── EXTRACTED TEXT
Now, I realize it may not be the right method for the job of making a decorator; after all the traceback has to immediately follow the function whose caller name you want to get. I tried knowing this anyway, but now the fun is over. I'm not sure how I'd use it (even in the framework I've presented), but can someone answer as to how the decorator and the code to capture the caller name can be improved so it'll work as a decorator in a stack of decorators? And maybe how?

Edit: Added this while avoiding a coroutine problem...

import traceback # for callable name
from functools import wraps

# this should make you laugh, or not
def tracename(orig_func):
    @wraps(orig_func)
    def wrapper(*args, **kwargs):
        (filename,line_number,function_name,text)=traceback.extract_stack()[-2]
        def_name = text[:text.find('=')].strip()
#        print(def_name)
────
── DATA RECORDS
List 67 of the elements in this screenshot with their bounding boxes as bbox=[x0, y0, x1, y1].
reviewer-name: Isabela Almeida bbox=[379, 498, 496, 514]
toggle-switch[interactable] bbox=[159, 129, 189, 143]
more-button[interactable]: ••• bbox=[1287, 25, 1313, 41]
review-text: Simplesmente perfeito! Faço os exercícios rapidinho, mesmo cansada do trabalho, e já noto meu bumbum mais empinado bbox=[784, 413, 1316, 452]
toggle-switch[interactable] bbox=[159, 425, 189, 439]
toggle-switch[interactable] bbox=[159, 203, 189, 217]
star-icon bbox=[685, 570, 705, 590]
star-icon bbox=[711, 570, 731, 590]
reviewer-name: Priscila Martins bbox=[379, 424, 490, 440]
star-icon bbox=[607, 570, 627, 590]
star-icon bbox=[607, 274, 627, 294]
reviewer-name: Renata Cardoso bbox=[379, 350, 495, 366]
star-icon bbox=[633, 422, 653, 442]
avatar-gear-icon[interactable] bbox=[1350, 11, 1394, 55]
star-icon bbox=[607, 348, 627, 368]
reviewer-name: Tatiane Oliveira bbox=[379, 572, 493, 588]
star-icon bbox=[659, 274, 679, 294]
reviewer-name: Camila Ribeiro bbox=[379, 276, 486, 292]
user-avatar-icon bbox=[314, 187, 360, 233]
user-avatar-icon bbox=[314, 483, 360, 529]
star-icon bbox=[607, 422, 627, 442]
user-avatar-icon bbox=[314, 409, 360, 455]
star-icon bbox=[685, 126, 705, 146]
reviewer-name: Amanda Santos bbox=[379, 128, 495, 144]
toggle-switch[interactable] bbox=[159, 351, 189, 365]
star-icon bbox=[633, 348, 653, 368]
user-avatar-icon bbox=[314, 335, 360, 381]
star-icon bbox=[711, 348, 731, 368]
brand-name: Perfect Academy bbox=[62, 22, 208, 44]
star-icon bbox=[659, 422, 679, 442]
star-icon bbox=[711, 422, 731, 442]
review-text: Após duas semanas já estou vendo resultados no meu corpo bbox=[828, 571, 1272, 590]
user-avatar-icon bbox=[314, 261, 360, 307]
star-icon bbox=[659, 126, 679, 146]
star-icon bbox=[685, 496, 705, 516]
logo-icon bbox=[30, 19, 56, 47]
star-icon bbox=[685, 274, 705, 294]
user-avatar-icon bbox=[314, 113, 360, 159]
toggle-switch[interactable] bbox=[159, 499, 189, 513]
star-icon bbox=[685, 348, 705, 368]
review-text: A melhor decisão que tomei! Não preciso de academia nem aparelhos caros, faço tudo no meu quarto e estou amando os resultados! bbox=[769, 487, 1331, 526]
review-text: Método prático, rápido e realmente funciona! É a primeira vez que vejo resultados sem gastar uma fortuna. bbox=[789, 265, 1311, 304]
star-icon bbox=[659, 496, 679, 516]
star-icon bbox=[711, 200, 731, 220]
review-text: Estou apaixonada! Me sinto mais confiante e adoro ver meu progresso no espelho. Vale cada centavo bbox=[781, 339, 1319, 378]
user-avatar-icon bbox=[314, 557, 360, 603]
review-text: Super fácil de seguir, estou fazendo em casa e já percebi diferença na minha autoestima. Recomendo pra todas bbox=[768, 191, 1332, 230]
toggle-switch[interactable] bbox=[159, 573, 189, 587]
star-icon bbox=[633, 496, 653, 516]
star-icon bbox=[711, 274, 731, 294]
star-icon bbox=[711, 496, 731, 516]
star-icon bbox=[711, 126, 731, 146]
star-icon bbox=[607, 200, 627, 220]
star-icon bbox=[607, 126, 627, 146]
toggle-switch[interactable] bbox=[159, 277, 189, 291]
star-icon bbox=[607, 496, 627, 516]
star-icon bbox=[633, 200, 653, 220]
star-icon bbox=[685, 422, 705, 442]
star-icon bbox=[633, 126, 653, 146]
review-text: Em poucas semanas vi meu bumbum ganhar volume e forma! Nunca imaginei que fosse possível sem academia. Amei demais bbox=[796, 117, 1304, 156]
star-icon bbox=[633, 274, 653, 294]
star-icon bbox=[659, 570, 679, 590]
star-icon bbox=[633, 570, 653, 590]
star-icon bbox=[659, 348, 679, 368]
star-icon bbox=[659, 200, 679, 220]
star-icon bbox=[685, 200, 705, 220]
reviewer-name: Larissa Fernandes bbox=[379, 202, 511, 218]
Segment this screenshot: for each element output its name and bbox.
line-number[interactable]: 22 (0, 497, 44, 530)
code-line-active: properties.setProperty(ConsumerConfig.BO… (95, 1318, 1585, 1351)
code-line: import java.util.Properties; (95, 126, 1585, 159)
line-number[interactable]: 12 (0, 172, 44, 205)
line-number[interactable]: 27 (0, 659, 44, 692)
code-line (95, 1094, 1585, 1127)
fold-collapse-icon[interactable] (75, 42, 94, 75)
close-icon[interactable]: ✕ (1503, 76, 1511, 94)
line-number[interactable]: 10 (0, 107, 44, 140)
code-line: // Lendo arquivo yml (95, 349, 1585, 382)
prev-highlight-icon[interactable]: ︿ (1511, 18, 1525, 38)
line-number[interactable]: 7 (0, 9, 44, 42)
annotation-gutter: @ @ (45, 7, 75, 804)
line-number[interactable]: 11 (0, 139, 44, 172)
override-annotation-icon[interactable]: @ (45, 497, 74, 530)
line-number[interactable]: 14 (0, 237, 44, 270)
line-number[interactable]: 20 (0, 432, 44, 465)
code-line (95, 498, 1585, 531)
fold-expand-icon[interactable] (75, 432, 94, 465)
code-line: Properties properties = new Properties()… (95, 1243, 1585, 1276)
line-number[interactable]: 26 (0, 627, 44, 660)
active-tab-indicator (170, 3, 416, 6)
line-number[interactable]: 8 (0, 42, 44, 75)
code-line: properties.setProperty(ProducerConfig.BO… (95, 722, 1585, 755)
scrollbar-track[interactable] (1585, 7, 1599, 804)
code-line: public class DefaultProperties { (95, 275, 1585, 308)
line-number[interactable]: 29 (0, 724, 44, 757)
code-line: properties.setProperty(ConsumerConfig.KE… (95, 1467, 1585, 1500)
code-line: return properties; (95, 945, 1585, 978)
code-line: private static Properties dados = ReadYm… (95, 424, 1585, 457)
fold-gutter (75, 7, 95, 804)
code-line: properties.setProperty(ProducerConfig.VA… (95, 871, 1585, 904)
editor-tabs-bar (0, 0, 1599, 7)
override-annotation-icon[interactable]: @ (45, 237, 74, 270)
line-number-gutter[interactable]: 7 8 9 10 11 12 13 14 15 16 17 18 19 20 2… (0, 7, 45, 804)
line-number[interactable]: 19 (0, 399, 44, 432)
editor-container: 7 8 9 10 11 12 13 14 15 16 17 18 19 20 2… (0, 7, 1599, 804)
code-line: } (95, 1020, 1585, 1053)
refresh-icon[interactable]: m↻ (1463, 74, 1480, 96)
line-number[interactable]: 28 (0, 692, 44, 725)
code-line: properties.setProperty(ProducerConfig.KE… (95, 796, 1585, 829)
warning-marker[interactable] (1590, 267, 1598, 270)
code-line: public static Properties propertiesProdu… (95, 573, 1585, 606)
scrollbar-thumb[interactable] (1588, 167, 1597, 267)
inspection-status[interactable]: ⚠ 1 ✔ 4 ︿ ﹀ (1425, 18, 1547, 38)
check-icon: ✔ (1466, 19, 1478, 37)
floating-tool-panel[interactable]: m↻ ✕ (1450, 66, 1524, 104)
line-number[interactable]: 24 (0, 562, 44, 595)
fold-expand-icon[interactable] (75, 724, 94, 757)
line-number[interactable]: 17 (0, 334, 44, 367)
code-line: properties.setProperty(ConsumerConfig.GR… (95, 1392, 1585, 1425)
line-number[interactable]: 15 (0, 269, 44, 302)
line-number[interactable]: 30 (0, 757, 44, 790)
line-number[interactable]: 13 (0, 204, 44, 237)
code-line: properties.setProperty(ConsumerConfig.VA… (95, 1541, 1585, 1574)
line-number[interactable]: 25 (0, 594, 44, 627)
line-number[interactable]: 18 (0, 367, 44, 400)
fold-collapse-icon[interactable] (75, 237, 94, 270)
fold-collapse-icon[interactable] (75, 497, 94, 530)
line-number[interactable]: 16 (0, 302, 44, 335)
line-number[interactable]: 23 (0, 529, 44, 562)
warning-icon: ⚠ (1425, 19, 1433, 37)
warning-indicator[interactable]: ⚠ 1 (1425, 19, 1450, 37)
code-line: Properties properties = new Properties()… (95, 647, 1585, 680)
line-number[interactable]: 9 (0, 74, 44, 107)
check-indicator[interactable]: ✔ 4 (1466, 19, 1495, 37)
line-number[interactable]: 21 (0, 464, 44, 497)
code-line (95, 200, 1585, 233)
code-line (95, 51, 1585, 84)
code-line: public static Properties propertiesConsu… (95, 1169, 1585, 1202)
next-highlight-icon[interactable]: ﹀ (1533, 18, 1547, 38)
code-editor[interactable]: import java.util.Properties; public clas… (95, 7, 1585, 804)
────
YOUR INSTRUCTIONS: From the decorator question, list every variable name into which the line calling "traceback.extract_stack()[-2]" unpacks its result.

TASK ANSWER: filename, line_number, function_name, text